Records from a collection of figures
○ ○ ○ ○
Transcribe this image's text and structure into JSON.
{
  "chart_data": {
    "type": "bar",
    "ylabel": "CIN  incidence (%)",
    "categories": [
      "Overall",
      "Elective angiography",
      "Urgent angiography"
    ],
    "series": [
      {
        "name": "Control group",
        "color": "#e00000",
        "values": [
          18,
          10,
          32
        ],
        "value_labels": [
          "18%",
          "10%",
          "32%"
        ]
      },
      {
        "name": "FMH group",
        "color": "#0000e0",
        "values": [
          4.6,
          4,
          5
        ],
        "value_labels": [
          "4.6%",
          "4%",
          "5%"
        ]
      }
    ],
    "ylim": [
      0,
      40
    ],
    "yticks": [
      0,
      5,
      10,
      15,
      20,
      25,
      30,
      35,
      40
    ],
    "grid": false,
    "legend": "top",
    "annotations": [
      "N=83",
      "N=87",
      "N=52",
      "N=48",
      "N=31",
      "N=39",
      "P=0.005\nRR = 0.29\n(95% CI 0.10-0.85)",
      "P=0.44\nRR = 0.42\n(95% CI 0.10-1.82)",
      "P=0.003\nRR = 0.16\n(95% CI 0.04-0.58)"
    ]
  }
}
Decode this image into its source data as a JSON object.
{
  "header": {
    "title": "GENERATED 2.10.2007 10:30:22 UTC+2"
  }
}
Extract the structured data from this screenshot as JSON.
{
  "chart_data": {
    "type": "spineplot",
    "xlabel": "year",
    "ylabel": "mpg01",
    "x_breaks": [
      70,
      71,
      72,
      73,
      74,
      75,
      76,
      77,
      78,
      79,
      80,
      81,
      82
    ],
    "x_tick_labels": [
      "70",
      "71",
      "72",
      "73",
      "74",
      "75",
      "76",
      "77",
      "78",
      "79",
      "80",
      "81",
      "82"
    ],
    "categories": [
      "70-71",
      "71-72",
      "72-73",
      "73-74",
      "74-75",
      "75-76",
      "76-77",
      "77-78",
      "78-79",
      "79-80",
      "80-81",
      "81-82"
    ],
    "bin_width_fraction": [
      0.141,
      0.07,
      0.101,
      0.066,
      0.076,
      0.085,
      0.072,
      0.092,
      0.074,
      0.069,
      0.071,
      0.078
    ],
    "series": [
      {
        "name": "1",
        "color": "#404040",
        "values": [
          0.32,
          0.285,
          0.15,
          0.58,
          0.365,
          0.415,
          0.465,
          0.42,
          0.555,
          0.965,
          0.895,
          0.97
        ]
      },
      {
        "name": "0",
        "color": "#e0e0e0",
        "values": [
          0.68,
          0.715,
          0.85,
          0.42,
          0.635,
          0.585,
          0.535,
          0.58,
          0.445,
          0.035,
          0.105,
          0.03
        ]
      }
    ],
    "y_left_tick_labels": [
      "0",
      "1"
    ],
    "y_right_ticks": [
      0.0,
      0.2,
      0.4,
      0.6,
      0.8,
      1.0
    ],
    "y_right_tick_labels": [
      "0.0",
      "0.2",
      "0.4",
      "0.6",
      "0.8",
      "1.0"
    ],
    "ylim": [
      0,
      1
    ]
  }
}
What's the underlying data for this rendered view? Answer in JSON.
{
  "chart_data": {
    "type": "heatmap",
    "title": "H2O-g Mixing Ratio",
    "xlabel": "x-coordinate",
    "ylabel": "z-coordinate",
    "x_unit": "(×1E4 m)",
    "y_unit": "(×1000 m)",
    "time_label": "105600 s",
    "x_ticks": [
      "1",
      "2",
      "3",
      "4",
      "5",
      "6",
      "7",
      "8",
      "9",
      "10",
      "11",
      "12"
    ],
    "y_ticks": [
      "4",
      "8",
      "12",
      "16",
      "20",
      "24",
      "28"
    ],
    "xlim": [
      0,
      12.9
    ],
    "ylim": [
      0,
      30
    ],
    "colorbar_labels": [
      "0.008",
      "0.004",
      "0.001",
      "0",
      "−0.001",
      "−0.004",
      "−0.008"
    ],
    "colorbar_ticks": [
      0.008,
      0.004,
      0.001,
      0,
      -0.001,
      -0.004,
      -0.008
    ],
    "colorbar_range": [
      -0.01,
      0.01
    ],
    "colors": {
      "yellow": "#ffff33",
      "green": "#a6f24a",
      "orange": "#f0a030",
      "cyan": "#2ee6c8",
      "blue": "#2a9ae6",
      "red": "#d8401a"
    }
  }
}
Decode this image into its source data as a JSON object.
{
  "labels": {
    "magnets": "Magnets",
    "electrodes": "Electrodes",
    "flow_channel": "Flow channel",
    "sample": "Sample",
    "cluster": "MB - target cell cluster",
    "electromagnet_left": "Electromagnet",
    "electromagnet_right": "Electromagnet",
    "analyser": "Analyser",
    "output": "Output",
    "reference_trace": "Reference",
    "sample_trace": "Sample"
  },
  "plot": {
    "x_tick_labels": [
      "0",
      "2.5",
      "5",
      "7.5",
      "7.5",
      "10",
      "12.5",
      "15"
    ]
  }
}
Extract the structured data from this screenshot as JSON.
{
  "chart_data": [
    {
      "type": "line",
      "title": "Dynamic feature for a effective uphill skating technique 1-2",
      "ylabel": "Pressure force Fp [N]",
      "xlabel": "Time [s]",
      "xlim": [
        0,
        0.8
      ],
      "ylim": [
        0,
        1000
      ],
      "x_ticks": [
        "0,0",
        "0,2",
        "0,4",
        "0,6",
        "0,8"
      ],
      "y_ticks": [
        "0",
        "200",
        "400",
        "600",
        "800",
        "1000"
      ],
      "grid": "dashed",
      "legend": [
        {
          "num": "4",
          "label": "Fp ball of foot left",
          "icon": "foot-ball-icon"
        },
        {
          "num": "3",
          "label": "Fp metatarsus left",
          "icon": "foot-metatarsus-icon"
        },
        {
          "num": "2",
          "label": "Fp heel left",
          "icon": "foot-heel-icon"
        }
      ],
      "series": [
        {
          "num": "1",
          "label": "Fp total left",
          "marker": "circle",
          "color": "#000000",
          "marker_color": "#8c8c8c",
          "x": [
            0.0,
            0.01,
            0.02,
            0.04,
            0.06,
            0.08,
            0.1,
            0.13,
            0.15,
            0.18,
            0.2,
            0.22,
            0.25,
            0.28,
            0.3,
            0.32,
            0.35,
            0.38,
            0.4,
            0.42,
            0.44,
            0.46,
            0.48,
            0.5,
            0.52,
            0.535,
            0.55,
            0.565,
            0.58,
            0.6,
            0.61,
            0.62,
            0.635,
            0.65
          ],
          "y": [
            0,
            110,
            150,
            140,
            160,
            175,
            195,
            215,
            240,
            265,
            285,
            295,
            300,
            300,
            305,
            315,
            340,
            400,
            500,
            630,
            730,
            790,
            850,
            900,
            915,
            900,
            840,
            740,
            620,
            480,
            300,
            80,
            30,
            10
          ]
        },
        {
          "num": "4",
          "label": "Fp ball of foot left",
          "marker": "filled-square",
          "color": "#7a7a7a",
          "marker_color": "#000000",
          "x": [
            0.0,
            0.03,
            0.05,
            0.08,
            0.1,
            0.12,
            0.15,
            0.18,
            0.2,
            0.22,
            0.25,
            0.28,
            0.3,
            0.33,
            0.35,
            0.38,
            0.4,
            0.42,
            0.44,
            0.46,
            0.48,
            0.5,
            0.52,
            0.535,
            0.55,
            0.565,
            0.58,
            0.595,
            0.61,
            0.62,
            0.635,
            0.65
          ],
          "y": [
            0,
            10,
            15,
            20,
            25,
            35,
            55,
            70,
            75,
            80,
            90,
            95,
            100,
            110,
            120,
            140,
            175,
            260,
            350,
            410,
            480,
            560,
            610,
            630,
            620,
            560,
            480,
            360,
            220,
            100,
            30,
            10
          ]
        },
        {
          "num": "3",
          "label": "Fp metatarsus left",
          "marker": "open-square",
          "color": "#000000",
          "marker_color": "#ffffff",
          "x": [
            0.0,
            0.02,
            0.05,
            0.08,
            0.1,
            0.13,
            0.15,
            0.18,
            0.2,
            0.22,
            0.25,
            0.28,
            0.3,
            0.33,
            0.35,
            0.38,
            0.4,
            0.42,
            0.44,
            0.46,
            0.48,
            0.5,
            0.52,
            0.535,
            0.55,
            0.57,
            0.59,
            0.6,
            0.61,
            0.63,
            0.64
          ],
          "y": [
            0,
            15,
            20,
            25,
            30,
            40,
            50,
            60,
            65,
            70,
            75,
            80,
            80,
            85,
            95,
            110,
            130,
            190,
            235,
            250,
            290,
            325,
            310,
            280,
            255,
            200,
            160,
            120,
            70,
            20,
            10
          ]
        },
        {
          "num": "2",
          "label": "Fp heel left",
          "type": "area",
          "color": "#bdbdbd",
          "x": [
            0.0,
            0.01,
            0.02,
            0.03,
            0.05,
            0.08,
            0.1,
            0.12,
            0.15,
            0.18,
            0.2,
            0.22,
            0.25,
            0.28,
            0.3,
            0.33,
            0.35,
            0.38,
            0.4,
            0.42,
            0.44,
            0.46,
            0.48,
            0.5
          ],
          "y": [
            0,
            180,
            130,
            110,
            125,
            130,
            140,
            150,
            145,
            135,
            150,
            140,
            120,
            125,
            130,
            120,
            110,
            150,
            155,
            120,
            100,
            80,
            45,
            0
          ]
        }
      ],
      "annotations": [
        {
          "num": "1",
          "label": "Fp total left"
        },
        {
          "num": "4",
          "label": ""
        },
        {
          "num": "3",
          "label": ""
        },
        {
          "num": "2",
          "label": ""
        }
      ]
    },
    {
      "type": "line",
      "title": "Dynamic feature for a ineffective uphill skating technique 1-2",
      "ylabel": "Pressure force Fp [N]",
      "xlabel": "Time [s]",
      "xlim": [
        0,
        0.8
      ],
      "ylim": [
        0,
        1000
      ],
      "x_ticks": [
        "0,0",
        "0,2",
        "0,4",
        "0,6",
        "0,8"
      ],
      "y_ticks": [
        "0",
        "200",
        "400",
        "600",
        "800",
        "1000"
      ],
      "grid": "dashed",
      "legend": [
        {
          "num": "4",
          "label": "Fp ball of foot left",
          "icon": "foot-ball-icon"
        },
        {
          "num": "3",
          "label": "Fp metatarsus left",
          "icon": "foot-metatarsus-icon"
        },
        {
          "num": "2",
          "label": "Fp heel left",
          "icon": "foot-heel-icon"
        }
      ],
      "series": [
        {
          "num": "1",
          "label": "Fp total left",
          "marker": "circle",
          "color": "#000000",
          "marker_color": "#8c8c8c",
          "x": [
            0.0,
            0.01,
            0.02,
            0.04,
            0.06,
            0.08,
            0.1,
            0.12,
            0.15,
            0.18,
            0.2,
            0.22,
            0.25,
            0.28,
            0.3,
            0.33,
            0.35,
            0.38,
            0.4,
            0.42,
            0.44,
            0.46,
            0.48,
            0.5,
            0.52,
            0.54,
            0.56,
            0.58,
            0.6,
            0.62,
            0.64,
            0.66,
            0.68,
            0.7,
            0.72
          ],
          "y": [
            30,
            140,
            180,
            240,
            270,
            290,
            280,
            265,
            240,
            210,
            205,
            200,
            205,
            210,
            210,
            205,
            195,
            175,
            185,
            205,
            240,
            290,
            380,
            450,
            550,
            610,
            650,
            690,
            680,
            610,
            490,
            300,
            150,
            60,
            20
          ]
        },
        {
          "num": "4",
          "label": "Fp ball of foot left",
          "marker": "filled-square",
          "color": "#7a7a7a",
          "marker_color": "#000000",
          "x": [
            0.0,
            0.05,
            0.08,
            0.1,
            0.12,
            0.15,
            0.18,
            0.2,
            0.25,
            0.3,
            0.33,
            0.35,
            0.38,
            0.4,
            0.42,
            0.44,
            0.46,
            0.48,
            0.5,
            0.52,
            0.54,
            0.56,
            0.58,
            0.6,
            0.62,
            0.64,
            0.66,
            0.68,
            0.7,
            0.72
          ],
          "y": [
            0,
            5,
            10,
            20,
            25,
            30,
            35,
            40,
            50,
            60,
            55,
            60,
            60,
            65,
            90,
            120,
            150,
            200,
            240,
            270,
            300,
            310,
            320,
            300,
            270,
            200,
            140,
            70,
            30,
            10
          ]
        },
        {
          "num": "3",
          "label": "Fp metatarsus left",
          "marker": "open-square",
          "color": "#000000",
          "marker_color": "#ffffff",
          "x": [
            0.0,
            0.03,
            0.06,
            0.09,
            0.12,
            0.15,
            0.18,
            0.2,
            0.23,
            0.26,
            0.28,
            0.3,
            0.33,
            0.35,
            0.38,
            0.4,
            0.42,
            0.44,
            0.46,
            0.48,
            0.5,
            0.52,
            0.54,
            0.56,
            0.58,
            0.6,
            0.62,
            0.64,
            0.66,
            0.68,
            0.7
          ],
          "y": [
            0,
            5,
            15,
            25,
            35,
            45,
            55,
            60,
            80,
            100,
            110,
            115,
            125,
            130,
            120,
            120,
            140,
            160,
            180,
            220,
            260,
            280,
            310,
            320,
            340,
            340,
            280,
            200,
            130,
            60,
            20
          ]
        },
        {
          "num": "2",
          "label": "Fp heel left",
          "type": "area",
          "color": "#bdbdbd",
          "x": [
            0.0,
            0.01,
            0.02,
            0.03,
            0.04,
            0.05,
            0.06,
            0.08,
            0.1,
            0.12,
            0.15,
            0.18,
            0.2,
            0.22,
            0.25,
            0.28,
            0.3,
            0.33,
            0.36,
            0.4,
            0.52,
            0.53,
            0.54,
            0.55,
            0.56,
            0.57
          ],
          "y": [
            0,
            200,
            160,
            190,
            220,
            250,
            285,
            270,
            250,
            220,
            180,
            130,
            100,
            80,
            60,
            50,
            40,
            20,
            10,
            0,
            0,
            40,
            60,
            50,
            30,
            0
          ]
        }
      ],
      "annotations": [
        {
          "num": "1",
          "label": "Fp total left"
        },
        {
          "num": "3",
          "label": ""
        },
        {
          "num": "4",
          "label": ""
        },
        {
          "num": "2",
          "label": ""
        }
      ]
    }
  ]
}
○ ○ ○ ○
- **YOUR TASK**
Check each line of the entries above for the word "Dynamic". List the ones that have it.

- **OUTPUT FOR THIS EXERCISE**
      "title": "Dynamic feature for a effective uphill skating technique 1-2",
      "title": "Dynamic feature for a ineffective uphill skating technique 1-2",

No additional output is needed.